-- Begin RECORDS SUPPLIED --

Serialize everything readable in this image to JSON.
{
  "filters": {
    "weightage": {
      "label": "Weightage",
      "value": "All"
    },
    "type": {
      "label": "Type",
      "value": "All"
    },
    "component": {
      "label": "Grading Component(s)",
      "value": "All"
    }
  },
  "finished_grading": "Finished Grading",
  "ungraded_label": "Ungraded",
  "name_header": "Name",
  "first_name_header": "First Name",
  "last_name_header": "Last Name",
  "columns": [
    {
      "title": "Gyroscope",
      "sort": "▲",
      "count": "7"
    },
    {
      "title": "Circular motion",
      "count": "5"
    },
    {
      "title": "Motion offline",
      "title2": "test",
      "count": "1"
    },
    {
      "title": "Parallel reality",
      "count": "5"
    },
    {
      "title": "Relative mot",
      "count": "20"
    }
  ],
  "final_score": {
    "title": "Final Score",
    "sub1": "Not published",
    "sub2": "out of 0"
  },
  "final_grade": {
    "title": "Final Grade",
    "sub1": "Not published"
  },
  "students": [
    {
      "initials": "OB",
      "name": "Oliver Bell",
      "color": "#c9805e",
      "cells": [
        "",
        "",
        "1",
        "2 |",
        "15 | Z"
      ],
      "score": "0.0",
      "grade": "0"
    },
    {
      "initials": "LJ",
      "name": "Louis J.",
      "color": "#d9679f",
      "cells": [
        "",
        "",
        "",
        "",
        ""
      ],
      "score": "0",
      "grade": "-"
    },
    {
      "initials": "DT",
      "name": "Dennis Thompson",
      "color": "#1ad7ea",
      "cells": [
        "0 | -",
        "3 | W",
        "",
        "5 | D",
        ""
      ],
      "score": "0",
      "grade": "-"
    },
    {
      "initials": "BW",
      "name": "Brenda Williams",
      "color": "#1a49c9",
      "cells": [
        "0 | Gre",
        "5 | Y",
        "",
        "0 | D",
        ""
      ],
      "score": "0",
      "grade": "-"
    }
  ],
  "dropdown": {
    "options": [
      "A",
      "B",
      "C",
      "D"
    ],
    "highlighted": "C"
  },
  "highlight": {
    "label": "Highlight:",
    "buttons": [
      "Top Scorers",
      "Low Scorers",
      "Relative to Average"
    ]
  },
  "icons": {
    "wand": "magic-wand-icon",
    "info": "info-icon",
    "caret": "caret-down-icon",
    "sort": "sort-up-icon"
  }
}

-- End RECORDS SUPPLIED --

= WHAT YOU HAVE TO DO =
Find "published". Copy every line it occurs in.

= WRITTEN ANSWER =
    "sub1": "Not published",
    "sub1": "Not published"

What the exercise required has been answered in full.